### REQUEST
Edit the lines below, from the first one through the line containing "toc-dot-leader bbox=[268, 215, 507, 235]", so that "toc-entry-number" becomes "toc-item-number" and nothing else changes.
====== MATERIAL PROVIDED
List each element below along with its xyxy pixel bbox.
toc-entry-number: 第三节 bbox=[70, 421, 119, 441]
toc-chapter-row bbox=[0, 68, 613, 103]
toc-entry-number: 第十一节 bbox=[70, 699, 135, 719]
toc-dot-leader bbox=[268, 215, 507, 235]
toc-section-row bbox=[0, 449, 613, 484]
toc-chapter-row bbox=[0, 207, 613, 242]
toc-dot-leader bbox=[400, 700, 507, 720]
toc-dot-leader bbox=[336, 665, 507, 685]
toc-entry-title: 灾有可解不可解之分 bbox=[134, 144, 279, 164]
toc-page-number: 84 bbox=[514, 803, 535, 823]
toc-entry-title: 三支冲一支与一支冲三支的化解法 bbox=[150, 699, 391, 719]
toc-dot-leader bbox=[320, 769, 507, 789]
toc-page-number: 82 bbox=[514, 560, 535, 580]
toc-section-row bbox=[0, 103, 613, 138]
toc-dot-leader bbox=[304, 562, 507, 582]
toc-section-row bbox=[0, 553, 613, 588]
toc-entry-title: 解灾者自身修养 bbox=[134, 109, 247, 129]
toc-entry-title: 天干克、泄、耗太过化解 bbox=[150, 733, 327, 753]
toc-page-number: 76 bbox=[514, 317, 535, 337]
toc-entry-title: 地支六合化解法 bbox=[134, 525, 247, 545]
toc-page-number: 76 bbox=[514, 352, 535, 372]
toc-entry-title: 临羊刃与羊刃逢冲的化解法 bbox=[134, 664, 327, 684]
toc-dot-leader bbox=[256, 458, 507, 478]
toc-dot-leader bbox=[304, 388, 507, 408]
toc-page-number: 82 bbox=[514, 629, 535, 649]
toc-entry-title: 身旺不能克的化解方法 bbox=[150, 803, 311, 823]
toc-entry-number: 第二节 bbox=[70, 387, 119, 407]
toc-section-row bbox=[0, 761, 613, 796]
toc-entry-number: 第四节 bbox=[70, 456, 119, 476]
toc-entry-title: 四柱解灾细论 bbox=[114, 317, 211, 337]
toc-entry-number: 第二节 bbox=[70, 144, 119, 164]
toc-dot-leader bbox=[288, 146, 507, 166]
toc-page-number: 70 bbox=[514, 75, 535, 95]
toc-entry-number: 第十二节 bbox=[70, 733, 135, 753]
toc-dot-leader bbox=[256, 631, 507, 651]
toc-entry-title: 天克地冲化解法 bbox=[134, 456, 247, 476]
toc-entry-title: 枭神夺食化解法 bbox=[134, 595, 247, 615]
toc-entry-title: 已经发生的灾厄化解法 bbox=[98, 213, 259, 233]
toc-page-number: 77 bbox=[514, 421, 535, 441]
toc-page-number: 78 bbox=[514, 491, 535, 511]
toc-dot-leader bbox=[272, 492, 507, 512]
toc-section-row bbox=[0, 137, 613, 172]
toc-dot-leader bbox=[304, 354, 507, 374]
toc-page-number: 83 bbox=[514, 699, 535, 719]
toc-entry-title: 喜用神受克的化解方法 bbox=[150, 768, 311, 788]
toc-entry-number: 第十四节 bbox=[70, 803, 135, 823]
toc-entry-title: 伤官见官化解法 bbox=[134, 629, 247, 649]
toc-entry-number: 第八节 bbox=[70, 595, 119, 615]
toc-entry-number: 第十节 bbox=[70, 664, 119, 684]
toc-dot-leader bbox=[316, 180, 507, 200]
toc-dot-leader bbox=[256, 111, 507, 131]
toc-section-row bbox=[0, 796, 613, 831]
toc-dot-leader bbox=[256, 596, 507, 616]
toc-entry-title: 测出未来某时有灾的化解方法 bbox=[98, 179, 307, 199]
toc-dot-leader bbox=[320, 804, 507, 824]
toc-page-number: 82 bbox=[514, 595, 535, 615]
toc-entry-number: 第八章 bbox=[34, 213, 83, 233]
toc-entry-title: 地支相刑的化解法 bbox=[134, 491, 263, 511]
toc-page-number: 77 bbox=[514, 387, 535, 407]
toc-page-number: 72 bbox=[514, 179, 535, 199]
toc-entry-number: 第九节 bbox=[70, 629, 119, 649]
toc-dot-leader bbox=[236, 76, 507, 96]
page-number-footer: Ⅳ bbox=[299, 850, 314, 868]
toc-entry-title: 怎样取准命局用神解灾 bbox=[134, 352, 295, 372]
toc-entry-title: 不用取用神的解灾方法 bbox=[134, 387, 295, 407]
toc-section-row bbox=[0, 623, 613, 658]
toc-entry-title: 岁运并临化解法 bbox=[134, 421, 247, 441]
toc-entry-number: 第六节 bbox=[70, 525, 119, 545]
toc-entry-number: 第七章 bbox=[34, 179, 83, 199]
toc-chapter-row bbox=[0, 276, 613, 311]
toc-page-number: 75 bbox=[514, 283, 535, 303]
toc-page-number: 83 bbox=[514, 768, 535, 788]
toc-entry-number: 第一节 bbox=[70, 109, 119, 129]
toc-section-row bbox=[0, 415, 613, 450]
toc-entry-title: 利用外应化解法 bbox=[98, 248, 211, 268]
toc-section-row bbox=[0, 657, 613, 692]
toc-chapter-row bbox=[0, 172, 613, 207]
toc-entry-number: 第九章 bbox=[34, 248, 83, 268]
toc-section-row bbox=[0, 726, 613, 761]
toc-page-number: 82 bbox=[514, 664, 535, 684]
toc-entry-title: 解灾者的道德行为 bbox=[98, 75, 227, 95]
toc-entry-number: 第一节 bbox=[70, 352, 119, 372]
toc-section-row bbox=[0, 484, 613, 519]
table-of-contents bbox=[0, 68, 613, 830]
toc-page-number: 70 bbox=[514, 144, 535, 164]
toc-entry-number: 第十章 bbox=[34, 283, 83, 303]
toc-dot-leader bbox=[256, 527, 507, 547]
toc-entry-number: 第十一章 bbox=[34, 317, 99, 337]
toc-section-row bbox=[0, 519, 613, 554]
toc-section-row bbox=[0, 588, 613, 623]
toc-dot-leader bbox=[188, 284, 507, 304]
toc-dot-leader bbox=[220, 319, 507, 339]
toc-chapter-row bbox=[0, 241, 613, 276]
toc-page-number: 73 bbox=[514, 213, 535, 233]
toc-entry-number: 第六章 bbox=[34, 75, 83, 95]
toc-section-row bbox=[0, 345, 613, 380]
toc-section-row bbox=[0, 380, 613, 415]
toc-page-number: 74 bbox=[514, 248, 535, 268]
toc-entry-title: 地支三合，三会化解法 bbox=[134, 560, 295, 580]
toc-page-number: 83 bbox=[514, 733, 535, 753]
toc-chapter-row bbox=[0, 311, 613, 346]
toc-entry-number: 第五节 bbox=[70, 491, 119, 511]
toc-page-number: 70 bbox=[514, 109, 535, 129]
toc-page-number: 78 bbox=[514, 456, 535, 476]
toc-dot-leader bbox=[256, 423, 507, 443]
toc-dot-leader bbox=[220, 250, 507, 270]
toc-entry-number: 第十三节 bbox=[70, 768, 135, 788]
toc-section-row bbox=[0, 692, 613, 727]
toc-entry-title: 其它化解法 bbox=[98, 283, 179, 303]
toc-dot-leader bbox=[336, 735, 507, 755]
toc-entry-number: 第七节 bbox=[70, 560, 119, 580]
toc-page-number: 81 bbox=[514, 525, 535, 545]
============
### SOLVED EXERCISE
List each element below along with its xyxy pixel bbox.
toc-item-number: 第三节 bbox=[70, 421, 119, 441]
toc-chapter-row bbox=[0, 68, 613, 103]
toc-item-number: 第十一节 bbox=[70, 699, 135, 719]
toc-dot-leader bbox=[268, 215, 507, 235]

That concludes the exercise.